**STATED GOAL**
Render every entry exactly as it appears.

____________

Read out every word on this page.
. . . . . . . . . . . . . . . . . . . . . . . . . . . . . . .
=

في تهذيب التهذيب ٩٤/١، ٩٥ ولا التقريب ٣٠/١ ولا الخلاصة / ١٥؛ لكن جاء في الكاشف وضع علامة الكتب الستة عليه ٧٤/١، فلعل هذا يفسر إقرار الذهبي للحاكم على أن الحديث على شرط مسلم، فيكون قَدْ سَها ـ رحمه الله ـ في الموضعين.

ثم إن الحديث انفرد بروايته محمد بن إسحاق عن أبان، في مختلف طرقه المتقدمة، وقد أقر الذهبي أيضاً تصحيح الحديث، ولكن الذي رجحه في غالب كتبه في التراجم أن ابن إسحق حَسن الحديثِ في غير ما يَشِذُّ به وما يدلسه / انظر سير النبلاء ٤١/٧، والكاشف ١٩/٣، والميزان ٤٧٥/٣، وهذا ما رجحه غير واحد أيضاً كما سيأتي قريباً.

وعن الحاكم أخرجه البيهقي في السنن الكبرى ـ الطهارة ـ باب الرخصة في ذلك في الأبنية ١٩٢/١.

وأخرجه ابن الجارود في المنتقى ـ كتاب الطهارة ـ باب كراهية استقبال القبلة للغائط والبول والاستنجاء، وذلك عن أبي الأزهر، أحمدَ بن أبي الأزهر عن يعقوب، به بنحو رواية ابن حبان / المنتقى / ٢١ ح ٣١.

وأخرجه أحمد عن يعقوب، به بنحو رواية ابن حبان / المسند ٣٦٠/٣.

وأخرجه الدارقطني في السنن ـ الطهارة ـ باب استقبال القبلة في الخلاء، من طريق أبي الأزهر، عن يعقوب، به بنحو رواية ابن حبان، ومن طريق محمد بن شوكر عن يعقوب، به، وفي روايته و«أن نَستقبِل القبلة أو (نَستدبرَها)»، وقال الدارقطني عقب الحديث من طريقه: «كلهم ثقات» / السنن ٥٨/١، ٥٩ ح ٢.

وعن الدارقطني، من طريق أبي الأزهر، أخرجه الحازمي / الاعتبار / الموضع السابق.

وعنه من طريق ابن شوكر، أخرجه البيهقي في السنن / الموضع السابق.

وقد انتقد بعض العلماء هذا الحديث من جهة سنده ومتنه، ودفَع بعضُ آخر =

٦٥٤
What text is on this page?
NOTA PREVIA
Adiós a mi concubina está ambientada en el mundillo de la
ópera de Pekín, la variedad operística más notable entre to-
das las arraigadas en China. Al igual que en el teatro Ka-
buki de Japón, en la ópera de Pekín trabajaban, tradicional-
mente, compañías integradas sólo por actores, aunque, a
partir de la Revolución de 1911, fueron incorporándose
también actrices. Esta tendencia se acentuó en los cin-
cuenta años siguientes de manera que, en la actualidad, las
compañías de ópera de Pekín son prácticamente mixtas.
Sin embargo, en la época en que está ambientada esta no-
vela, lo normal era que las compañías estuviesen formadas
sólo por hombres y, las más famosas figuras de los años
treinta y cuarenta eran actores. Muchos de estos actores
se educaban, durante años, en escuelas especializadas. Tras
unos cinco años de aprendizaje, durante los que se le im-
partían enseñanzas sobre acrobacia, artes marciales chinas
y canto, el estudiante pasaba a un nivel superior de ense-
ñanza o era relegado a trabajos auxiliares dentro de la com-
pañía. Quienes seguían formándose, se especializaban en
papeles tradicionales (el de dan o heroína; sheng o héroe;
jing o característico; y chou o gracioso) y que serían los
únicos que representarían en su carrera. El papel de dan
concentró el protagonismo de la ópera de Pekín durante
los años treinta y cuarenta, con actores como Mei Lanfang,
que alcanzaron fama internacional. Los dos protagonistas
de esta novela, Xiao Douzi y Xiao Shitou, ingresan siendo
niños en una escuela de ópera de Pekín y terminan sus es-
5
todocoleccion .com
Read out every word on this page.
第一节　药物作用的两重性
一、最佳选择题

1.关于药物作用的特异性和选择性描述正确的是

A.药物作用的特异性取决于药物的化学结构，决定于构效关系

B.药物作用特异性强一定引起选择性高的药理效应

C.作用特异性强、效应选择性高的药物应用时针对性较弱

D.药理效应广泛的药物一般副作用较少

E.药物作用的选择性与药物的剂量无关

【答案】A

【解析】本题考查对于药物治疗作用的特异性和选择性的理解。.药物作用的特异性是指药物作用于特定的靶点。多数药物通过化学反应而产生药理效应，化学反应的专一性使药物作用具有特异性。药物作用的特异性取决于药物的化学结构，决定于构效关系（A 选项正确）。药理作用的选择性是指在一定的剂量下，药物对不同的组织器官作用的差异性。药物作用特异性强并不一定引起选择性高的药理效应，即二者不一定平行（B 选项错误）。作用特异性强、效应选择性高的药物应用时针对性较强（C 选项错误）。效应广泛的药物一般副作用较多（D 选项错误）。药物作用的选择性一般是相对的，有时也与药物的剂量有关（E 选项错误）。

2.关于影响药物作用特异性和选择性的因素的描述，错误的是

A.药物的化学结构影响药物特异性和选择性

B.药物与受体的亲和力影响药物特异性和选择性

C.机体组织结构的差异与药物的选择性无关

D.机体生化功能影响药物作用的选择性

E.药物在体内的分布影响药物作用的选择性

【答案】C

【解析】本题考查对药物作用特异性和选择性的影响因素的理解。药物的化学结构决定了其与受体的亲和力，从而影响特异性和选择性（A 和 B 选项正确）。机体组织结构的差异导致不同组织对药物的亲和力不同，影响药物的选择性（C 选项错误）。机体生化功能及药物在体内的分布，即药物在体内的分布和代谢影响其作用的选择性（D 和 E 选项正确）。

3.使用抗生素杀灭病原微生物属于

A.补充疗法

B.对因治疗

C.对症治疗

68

____________

**FINAL ANSWER**
Read out every word on this page.
. . . . . . . . . . . . . . . . . . . . . . . . . . . . . . .
=

في تهذيب التهذيب ٩٤/١، ٩٥ ولا التقريب ٣٠/١ ولا الخلاصة / ١٥؛ لكن جاء في الكاشف وضع علامة الكتب الستة عليه ٧٤/١، فلعل هذا يفسر إقرار الذهبي للحاكم على أن الحديث على شرط مسلم، فيكون قَدْ سَها ـ رحمه الله ـ في الموضعين.

ثم إن الحديث انفرد بروايته محمد بن إسحاق عن أبان، في مختلف طرقه المتقدمة، وقد أقر الذهبي أيضاً تصحيح الحديث، ولكن الذي رجحه في غالب كتبه في التراجم أن ابن إسحق حَسن الحديثِ في غير ما يَشِذُّ به وما يدلسه / انظر سير النبلاء ٤١/٧، والكاشف ١٩/٣، والميزان ٤٧٥/٣، وهذا ما رجحه غير واحد أيضاً كما سيأتي قريباً.

وعن الحاكم أخرجه البيهقي في السنن الكبرى ـ الطهارة ـ باب الرخصة في ذلك في الأبنية ١٩٢/١.

وأخرجه ابن الجارود في المنتقى ـ كتاب الطهارة ـ باب كراهية استقبال القبلة للغائط والبول والاستنجاء، وذلك عن أبي الأزهر، أحمدَ بن أبي الأزهر عن يعقوب، به بنحو رواية ابن حبان / المنتقى / ٢١ ح ٣١.

وأخرجه أحمد عن يعقوب، به بنحو رواية ابن حبان / المسند ٣٦٠/٣.

وأخرجه الدارقطني في السنن ـ الطهارة ـ باب استقبال القبلة في الخلاء، من طريق أبي الأزهر، عن يعقوب، به بنحو رواية ابن حبان، ومن طريق محمد بن شوكر عن يعقوب، به، وفي روايته و«أن نَستقبِل القبلة أو (نَستدبرَها)»، وقال الدارقطني عقب الحديث من طريقه: «كلهم ثقات» / السنن ٥٨/١، ٥٩ ح ٢.

وعن الدارقطني، من طريق أبي الأزهر، أخرجه الحازمي / الاعتبار / الموضع السابق.

وعنه من طريق ابن شوكر، أخرجه البيهقي في السنن / الموضع السابق.

وقد انتقد بعض العلماء هذا الحديث من جهة سنده ومتنه، ودفَع بعضُ آخر =

٦٥٤
What text is on this page?
NOTA PREVIA
Adiós a mi concubina está ambientada en el mundillo de la
ópera de Pekín, la variedad operística más notable entre to-
das las arraigadas en China. Al igual que en el teatro Ka-
buki de Japón, en la ópera de Pekín trabajaban, tradicional-
mente, compañías integradas sólo por actores, aunque, a
partir de la Revolución de 1911, fueron incorporándose
también actrices. Esta tendencia se acentuó en los cin-
cuenta años siguientes de manera que, en la actualidad, las
compañías de ópera de Pekín son prácticamente mixtas.
Sin embargo, en la época en que está ambientada esta no-
vela, lo normal era que las compañías estuviesen formadas
sólo por hombres y, las más famosas figuras de los años
treinta y cuarenta eran actores. Muchos de estos actores
se educaban, durante años, en escuelas especializadas. Tras
unos cinco años de aprendizaje, durante los que se le im-
partían enseñanzas sobre acrobacia, artes marciales chinas
y canto, el estudiante pasaba a un nivel superior de ense-
ñanza o era relegado a trabajos auxiliares dentro de la com-
pañía. Quienes seguían formándose, se especializaban en
papeles tradicionales (el de dan o heroína; sheng o héroe;
jing o característico; y chou o gracioso) y que serían los
únicos que representarían en su carrera. El papel de dan
concentró el protagonismo de la ópera de Pekín durante
los años treinta y cuarenta, con actores como Mei Lanfang,
que alcanzaron fama internacional. Los dos protagonistas
de esta novela, Xiao Douzi y Xiao Shitou, ingresan siendo
niños en una escuela de ópera de Pekín y terminan sus es-
5
todocoleccion .com
Read out every word on this page.
第一节　药物作用的两重性
一、最佳选择题

1.关于药物作用的特异性和选择性描述正确的是

A.药物作用的特异性取决于药物的化学结构，决定于构效关系

B.药物作用特异性强一定引起选择性高的药理效应

C.作用特异性强、效应选择性高的药物应用时针对性较弱

D.药理效应广泛的药物一般副作用较少

E.药物作用的选择性与药物的剂量无关

【答案】A

【解析】本题考查对于药物治疗作用的特异性和选择性的理解。.药物作用的特异性是指药物作用于特定的靶点。多数药物通过化学反应而产生药理效应，化学反应的专一性使药物作用具有特异性。药物作用的特异性取决于药物的化学结构，决定于构效关系（A 选项正确）。药理作用的选择性是指在一定的剂量下，药物对不同的组织器官作用的差异性。药物作用特异性强并不一定引起选择性高的药理效应，即二者不一定平行（B 选项错误）。作用特异性强、效应选择性高的药物应用时针对性较强（C 选项错误）。效应广泛的药物一般副作用较多（D 选项错误）。药物作用的选择性一般是相对的，有时也与药物的剂量有关（E 选项错误）。

2.关于影响药物作用特异性和选择性的因素的描述，错误的是

A.药物的化学结构影响药物特异性和选择性

B.药物与受体的亲和力影响药物特异性和选择性

C.机体组织结构的差异与药物的选择性无关

D.机体生化功能影响药物作用的选择性

E.药物在体内的分布影响药物作用的选择性

【答案】C

【解析】本题考查对药物作用特异性和选择性的影响因素的理解。药物的化学结构决定了其与受体的亲和力，从而影响特异性和选择性（A 和 B 选项正确）。机体组织结构的差异导致不同组织对药物的亲和力不同，影响药物的选择性（C 选项错误）。机体生化功能及药物在体内的分布，即药物在体内的分布和代谢影响其作用的选择性（D 和 E 选项正确）。

3.使用抗生素杀灭病原微生物属于

A.补充疗法

B.对因治疗

C.对症治疗

68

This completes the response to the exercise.